## Start

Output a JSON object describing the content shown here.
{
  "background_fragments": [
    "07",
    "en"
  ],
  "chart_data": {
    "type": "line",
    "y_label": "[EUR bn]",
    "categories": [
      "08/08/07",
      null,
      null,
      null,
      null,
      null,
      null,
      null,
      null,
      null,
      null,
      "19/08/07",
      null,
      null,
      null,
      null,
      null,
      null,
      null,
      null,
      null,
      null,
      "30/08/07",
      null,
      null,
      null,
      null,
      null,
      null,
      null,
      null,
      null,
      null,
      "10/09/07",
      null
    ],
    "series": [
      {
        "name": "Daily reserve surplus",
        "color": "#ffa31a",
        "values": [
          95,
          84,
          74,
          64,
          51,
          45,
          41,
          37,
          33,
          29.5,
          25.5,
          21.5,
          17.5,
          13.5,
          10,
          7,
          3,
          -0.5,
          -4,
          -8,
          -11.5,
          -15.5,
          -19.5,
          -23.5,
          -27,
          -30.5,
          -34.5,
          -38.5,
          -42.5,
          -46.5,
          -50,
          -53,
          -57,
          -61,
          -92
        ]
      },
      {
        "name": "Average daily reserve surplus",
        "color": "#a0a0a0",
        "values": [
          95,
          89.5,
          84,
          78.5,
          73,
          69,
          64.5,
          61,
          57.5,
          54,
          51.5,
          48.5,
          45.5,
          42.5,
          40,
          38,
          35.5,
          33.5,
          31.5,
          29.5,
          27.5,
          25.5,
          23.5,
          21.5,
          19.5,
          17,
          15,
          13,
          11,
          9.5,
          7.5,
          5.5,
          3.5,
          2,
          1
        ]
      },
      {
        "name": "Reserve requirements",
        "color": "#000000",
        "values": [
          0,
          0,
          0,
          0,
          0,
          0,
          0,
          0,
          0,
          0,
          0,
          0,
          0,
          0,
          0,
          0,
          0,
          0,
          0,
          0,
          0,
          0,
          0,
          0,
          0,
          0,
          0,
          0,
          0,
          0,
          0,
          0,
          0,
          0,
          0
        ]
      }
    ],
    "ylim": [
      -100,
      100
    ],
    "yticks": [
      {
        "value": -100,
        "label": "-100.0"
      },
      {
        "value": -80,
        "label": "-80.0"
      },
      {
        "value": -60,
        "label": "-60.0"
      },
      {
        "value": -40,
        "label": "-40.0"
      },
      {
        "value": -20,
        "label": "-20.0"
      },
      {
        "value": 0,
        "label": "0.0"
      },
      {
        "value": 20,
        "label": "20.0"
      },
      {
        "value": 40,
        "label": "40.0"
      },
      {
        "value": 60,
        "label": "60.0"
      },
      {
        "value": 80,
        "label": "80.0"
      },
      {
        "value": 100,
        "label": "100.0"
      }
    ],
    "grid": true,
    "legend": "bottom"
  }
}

## End

Reproduce the data shown above exactly.

Output a JSON object describing the content shown here.
{
  "background_fragments": [
    "07",
    "en"
  ],
  "chart_data": {
    "type": "line",
    "y_label": "[EUR bn]",
    "categories": [
      "08/08/07",
      null,
      null,
      null,
      null,
      null,
      null,
      null,
      null,
      null,
      null,
      "19/08/07",
      null,
      null,
      null,
      null,
      null,
      null,
      null,
      null,
      null,
      null,
      "30/08/07",
      null,
      null,
      null,
      null,
      null,
      null,
      null,
      null,
      null,
      null,
      "10/09/07",
      null
    ],
    "series": [
      {
        "name": "Daily reserve surplus",
        "color": "#ffa31a",
        "values": [
          95,
          84,
          74,
          64,
          51,
          45,
          41,
          37,
          33,
          29.5,
          25.5,
          21.5,
          17.5,
          13.5,
          10,
          7,
          3,
          -0.5,
          -4,
          -8,
          -11.5,
          -15.5,
          -19.5,
          -23.5,
          -27,
          -30.5,
          -34.5,
          -38.5,
          -42.5,
          -46.5,
          -50,
          -53,
          -57,
          -61,
          -92
        ]
      },
      {
        "name": "Average daily reserve surplus",
        "color": "#a0a0a0",
        "values": [
          95,
          89.5,
          84,
          78.5,
          73,
          69,
          64.5,
          61,
          57.5,
          54,
          51.5,
          48.5,
          45.5,
          42.5,
          40,
          38,
          35.5,
          33.5,
          31.5,
          29.5,
          27.5,
          25.5,
          23.5,
          21.5,
          19.5,
          17,
          15,
          13,
          11,
          9.5,
          7.5,
          5.5,
          3.5,
          2,
          1
        ]
      },
      {
        "name": "Reserve requirements",
        "color": "#000000",
        "values": [
          0,
          0,
          0,
          0,
          0,
          0,
          0,
          0,
          0,
          0,
          0,
          0,
          0,
          0,
          0,
          0,
          0,
          0,
          0,
          0,
          0,
          0,
          0,
          0,
          0,
          0,
          0,
          0,
          0,
          0,
          0,
          0,
          0,
          0,
          0
        ]
      }
    ],
    "ylim": [
      -100,
      100
    ],
    "yticks": [
      {
        "value": -100,
        "label": "-100.0"
      },
      {
        "value": -80,
        "label": "-80.0"
      },
      {
        "value": -60,
        "label": "-60.0"
      },
      {
        "value": -40,
        "label": "-40.0"
      },
      {
        "value": -20,
        "label": "-20.0"
      },
      {
        "value": 0,
        "label": "0.0"
      },
      {
        "value": 20,
        "label": "20.0"
      },
      {
        "value": 40,
        "label": "40.0"
      },
      {
        "value": 60,
        "label": "60.0"
      },
      {
        "value": 80,
        "label": "80.0"
      },
      {
        "value": 100,
        "label": "100.0"
      }
    ],
    "grid": true,
    "legend": "bottom"
  }
}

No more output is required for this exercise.